■ **QUÉ SE PIDE**: Continúa el texto sobre la trayectoria empresarial de Verdasco a partir de su última oración.

■ **TEXTO DEL DOCUMENTO**:
───

Se retiró oficialmente del circuito en febrero de 2025, en Doha y acompañado por Novak Djokovic, poniendo fin a una trayectoria de más de veinte años en la élite. Durante ese periodo, según datos ATP, acumuló cerca de 15,6 millones de euros en premios, a lo que se suman patrocinios y otros negocios paralelos.
Mientras seguía compitiendo, Verdasco comprendió que su nivel máximo de ingresos tenía un límite temporal y que era imprescindible generar un respaldo económico fuera del tenis. Dicha perspectiva le llevó a contratar asesores, constituir estructuras empresariales propias y explorar sectores como la moda y el inmobiliario, capitalizando su influencia mediática.
Ferek Imagen SL, la base de su estructura
El primer gran paso empresarial de Verdasco fue la creación de Ferek Imagen SL en febrero de 2004, justo en el despegue de su carrera profesional. Esta sociedad se especializa en la representación comercial, explotación de derechos de imagen y asesoramiento técnico y administrativo para deportistas y artistas.

───

■ **MATERIAL PROPORCIONADO**:

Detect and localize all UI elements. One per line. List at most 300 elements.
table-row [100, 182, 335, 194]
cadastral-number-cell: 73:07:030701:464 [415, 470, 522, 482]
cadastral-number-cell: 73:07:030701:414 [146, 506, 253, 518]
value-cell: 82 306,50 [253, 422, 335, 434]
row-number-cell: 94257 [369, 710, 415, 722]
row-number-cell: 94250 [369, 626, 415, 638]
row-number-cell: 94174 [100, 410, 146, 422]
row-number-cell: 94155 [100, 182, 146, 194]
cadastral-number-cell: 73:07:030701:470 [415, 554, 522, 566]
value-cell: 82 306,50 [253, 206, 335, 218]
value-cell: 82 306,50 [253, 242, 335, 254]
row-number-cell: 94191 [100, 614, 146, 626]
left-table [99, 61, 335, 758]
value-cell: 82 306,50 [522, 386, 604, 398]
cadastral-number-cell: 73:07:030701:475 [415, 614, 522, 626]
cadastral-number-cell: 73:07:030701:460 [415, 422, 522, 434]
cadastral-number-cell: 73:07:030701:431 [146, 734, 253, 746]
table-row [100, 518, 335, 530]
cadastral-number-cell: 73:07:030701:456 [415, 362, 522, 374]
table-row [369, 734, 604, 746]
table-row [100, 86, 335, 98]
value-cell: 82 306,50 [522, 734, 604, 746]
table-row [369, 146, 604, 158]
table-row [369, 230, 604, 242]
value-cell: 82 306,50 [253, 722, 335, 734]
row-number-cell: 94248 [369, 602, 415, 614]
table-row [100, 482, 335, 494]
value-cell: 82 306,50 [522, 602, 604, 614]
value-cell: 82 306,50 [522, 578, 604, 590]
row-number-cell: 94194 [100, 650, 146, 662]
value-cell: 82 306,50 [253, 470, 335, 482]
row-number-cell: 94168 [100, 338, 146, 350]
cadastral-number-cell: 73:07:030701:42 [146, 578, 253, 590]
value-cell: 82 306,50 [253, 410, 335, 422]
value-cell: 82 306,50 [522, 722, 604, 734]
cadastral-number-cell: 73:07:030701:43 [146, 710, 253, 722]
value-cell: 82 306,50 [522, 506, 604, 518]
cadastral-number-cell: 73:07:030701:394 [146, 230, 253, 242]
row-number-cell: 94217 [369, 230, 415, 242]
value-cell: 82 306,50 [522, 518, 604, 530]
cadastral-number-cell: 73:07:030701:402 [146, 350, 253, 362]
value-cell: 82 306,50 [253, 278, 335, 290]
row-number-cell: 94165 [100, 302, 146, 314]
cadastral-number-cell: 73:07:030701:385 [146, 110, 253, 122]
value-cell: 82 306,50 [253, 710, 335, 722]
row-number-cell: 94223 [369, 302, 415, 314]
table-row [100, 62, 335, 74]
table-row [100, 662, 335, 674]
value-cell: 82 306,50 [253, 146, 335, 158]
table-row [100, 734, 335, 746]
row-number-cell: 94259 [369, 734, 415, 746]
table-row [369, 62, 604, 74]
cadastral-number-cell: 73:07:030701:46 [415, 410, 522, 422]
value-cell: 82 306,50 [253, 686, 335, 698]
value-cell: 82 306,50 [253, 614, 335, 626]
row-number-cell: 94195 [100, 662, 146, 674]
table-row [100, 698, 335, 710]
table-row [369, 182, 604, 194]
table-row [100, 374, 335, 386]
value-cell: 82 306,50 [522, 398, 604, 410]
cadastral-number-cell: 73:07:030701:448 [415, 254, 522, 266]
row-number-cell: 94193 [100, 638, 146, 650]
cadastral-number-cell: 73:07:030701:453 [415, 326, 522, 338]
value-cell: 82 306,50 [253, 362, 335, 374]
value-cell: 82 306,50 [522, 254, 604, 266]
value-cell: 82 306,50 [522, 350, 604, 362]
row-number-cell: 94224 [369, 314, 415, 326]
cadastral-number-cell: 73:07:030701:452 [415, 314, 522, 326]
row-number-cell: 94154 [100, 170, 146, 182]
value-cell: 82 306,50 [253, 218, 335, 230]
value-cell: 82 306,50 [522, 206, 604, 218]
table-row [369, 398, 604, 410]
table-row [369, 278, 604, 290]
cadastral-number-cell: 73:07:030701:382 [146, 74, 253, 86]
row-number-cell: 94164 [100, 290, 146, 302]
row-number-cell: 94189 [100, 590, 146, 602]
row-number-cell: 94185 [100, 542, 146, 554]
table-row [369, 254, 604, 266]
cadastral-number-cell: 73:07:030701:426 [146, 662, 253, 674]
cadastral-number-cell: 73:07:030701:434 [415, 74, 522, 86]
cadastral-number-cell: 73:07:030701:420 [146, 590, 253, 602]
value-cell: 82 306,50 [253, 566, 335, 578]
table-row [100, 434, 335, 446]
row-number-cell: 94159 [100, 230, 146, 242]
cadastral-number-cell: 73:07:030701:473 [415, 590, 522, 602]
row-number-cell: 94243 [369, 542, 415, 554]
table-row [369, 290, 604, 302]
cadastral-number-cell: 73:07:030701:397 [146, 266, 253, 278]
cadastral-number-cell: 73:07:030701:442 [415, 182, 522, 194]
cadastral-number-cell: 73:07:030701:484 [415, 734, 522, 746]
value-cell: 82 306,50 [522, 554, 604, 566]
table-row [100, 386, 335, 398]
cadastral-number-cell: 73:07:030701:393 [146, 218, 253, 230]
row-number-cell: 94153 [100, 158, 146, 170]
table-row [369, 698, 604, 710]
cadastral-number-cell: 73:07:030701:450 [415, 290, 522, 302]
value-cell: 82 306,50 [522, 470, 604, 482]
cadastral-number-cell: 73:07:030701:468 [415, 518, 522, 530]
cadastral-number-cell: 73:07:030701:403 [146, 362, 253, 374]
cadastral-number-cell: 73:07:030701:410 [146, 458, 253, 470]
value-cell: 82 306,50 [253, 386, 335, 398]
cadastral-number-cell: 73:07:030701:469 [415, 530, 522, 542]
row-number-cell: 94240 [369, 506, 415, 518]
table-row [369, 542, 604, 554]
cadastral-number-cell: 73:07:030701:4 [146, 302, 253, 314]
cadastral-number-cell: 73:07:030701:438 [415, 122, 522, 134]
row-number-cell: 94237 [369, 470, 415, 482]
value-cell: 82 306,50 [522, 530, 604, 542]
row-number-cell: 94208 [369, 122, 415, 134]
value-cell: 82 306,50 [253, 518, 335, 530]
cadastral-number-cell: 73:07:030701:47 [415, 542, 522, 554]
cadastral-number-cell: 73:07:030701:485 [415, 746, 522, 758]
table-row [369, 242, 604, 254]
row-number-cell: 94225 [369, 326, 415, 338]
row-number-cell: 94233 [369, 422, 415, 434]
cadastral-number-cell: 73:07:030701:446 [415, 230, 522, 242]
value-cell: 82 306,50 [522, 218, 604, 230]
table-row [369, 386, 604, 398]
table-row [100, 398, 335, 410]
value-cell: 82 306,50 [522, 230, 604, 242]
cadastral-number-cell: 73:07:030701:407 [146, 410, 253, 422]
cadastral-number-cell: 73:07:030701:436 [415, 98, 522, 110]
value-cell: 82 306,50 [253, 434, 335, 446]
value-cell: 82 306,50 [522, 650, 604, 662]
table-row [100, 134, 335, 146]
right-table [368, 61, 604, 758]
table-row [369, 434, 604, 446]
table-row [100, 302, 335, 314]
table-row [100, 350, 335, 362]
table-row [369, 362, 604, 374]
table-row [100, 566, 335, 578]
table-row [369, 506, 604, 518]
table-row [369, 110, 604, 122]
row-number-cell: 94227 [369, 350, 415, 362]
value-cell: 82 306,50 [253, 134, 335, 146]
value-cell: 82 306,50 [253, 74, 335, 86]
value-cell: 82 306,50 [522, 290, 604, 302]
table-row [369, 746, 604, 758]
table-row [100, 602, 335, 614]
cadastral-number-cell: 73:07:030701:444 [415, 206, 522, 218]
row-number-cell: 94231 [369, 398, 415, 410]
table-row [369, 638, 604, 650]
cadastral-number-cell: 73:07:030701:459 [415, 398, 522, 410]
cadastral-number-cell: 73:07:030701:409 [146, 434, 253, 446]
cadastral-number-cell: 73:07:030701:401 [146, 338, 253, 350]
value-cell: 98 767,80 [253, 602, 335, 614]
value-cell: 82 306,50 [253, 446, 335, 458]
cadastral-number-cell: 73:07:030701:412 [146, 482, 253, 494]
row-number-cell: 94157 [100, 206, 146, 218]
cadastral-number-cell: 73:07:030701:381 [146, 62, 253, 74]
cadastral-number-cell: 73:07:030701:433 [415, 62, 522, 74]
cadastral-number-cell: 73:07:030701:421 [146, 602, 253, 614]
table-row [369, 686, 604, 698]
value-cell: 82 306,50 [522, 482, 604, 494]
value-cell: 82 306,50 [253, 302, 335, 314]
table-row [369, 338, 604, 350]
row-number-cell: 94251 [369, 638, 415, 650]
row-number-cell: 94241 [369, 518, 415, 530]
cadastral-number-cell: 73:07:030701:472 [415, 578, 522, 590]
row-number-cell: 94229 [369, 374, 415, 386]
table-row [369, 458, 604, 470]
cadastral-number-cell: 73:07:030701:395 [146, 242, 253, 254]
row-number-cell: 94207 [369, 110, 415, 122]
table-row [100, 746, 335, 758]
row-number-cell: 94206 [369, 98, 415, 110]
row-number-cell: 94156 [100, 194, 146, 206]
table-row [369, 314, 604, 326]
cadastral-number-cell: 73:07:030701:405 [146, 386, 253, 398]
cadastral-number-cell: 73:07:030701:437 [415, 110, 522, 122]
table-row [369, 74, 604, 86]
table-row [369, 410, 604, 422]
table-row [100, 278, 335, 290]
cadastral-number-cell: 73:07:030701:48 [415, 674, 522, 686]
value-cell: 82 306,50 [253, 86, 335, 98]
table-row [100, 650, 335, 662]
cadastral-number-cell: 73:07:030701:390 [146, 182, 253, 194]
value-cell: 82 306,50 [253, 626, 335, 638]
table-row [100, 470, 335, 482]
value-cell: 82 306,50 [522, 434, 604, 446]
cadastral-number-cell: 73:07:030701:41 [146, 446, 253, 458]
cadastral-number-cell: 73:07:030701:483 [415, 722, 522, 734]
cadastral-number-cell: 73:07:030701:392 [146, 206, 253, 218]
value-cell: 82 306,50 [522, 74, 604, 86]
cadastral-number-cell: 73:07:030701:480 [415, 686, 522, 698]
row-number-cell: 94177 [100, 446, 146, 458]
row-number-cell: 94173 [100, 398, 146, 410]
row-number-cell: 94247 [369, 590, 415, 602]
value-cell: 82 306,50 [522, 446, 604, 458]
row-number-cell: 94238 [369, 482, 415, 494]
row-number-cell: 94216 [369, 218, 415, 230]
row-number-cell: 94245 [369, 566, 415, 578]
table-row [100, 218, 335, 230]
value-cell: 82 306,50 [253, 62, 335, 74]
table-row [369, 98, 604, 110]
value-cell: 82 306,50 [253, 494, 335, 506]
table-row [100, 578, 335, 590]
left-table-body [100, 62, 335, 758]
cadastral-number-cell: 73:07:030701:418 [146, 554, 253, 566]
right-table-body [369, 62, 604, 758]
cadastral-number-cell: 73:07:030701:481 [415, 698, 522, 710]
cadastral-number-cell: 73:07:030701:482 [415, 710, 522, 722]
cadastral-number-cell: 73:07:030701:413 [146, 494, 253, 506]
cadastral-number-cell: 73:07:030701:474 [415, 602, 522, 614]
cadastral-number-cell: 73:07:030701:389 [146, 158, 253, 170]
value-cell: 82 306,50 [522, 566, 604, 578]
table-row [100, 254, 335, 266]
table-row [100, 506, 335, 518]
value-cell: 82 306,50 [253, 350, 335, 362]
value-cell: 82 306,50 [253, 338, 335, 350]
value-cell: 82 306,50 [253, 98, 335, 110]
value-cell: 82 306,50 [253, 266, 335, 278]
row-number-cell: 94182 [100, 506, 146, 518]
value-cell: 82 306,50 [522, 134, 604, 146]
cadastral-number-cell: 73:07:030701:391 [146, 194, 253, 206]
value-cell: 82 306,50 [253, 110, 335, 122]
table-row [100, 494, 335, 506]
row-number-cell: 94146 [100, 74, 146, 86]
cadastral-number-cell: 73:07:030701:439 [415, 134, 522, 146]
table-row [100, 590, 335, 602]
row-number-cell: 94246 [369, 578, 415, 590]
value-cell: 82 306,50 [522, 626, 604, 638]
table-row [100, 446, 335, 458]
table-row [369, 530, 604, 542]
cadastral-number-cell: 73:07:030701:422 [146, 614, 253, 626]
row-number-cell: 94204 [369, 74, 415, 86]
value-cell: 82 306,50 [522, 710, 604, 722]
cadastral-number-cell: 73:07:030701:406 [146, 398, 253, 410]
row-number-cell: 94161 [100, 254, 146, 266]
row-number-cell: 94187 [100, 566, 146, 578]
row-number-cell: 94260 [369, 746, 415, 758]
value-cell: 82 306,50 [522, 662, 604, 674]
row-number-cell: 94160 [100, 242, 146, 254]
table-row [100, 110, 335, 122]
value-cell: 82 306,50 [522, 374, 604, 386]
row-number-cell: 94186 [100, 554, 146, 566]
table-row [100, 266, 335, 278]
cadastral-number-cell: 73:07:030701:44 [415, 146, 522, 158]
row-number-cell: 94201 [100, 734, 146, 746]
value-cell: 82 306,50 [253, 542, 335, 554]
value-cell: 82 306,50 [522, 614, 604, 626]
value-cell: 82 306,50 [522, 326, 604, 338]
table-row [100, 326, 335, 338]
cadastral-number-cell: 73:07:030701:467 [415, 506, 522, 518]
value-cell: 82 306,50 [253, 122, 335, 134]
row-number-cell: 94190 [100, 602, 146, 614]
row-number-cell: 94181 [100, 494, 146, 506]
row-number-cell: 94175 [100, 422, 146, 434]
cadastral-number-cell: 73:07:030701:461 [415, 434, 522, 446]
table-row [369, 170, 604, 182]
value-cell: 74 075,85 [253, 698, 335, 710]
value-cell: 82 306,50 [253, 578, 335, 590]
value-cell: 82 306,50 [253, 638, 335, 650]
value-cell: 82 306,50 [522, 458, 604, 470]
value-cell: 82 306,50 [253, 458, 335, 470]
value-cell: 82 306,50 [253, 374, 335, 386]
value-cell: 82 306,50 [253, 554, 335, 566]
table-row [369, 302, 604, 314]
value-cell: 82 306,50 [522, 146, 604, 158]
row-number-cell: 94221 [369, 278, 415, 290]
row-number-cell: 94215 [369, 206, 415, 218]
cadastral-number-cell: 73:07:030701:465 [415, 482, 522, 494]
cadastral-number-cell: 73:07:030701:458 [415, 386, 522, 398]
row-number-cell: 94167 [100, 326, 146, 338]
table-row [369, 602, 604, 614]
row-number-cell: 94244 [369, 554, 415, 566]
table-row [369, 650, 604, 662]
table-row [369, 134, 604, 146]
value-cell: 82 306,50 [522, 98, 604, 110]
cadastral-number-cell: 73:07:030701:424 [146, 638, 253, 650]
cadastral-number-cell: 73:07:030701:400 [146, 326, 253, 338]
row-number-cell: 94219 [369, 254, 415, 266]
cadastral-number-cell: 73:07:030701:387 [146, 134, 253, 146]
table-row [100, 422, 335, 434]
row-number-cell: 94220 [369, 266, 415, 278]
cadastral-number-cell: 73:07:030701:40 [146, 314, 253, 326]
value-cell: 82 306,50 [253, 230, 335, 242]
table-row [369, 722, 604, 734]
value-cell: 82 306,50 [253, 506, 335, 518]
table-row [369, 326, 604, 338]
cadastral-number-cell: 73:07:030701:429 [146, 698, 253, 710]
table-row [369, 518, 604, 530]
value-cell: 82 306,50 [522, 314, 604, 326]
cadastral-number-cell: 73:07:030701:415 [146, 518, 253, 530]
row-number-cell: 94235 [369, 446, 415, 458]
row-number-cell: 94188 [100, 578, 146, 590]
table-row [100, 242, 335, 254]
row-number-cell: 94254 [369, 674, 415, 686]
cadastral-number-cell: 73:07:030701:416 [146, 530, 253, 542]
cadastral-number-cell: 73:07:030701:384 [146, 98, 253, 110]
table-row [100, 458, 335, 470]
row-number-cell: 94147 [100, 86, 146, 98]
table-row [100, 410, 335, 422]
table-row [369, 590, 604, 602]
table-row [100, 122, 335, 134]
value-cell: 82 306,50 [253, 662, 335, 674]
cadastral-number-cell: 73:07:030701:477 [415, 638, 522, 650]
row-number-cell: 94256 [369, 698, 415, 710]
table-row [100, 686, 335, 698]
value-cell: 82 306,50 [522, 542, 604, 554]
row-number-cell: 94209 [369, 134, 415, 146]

───

■ **RESULTADO ESPERADO**:
Con el tiempo, Ferek Imagen se ha convertido en uno de sus principales generadores de ingresos, canalizando contratos comerciales, campañas publicitarias y colaboraciones vinculadas a su persona. Tras su retirada, esta empresa funciona como nexo entre su etapa como jugador y su rol actual como figura pública.
Gorras y colaboración con Silbon
La expresión más palpable de su faceta empresarial surgió con Cocowi Brand SL, la marca de gorras que lanzó durante la pandemia junto al empresario Jaime Fernández-Lerga.
El proyecto nació casi como una afición: Verdasco, que siempre compitió con gorra, decidió diseñar sus propios modelos con un estilo distintivo, incorporando motivos frutales como sello estético. Cocowi apostó por gorras de algodón canvas con patrones elaborados y una imagen fresca, orientada a convertirse en un complemento de moda más allá de lo deportivo.
Aunque actualmente la marca ya no figure en primera plana dentro de su portfolio, sigue siendo recordada como uno de los negocios que le permitieron adentrarse en el sector de la moda y comprender los mecanismos del retail y la venta online.
Esta experiencia derivó en una colaboración con la firma española Silbon, para la cual diseñó y promocionó una edición especial de zapatillas. Verdasco participó activamente en la selección de materiales, detalles cromáticos y en la campaña de imagen, reforzando su papel de prescriptor de estilo, más allá de su identidad como extenista.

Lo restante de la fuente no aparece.